━━━━━ Material
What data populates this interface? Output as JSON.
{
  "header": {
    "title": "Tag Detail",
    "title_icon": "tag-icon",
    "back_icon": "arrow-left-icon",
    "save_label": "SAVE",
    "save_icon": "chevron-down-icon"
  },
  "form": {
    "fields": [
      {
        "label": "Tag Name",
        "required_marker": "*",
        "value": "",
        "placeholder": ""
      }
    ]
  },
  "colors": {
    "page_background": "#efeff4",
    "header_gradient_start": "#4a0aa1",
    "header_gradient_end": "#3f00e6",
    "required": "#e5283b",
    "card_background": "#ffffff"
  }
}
━━━━━━━━━━
━━━━━ Material
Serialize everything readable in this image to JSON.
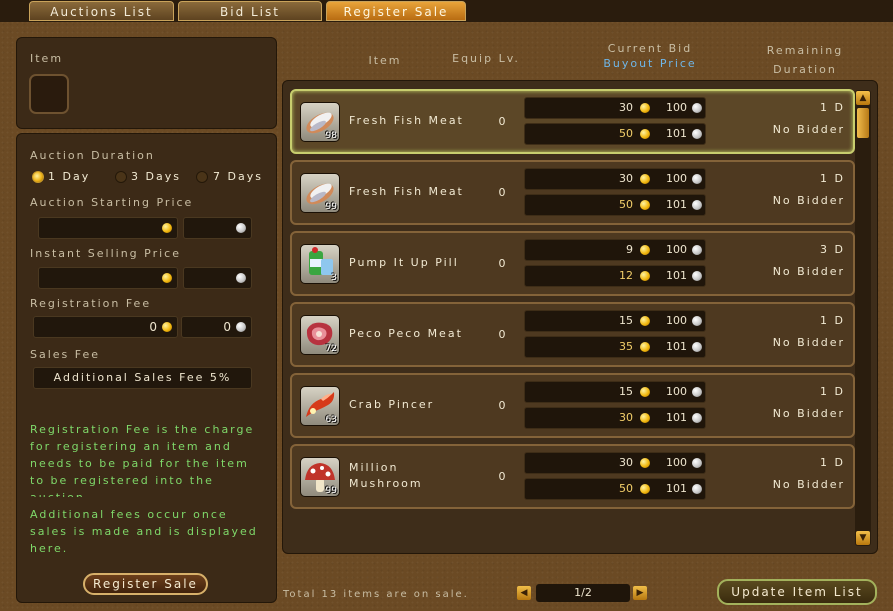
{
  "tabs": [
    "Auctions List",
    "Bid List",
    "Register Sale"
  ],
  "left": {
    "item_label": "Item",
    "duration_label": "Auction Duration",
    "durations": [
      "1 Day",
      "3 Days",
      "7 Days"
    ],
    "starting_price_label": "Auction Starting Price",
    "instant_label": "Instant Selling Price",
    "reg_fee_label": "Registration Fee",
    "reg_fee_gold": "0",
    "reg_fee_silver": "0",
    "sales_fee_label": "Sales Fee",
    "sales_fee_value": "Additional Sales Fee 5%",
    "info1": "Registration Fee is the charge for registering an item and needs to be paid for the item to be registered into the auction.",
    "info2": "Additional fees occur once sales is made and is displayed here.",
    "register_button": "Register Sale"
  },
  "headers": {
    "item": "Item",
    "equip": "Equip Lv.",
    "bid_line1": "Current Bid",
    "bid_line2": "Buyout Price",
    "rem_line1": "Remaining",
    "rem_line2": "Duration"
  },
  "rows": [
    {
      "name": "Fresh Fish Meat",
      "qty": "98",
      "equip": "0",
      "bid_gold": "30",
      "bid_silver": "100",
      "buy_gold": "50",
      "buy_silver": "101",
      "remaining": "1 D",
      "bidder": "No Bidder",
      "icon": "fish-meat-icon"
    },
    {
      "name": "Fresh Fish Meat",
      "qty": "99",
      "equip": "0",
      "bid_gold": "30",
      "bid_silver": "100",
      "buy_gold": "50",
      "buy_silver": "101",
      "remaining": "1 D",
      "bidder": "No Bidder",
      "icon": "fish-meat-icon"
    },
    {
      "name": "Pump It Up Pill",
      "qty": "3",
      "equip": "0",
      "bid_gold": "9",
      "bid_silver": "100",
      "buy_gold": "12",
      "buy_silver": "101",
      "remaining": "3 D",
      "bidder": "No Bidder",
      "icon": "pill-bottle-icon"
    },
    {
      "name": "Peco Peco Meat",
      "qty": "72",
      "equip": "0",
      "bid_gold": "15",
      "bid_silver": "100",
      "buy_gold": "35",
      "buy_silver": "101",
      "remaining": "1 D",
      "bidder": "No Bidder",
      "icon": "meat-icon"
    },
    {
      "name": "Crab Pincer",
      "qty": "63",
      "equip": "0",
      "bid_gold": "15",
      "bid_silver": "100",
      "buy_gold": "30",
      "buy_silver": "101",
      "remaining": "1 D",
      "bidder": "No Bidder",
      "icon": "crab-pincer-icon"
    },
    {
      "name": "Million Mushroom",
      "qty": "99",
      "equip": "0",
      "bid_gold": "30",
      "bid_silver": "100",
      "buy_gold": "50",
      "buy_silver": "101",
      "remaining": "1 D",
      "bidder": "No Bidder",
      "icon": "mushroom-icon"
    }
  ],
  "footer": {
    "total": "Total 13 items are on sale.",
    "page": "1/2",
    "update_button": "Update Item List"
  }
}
━━━━━━━━━━
━━━━━ Material
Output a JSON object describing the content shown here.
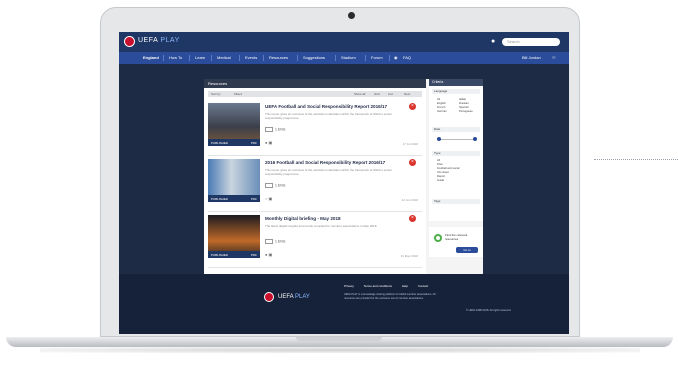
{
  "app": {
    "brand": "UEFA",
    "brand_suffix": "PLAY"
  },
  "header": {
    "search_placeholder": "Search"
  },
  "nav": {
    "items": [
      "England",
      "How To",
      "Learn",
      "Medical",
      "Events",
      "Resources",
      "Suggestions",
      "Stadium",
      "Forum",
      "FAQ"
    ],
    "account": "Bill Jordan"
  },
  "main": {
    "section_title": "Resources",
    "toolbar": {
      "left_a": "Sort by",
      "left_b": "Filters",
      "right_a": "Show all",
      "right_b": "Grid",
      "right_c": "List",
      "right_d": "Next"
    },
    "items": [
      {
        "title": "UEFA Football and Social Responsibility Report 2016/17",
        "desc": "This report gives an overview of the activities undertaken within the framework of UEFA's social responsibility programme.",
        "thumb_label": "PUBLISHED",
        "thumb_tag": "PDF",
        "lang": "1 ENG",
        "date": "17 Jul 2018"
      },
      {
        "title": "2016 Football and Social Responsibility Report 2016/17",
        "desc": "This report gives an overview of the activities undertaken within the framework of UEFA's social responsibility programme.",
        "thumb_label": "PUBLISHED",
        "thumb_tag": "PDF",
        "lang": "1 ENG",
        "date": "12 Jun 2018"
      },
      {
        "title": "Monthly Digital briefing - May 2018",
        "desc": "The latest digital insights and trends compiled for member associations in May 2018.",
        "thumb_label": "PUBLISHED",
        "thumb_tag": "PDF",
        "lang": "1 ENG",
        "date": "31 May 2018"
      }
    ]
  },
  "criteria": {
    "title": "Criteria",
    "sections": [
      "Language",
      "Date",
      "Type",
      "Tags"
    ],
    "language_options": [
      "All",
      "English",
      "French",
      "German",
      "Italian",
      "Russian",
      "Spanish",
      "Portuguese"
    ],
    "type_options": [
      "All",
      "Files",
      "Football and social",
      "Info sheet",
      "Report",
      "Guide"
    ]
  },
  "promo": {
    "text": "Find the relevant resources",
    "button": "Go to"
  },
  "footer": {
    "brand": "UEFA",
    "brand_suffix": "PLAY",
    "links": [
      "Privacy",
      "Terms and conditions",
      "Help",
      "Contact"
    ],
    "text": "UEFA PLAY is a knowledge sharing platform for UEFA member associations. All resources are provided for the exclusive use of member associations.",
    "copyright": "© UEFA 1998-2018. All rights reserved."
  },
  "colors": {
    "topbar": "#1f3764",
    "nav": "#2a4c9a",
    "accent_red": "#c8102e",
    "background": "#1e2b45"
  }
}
━━━━━━━━━━
[Problem statement] Show, from the listing above, each line that contains the word "Price".

[Solution for this exercise]
    "starting_price_label": "Auction Starting Price",
    "instant_label": "Instant Selling Price",
    "bid_line2": "Buyout Price",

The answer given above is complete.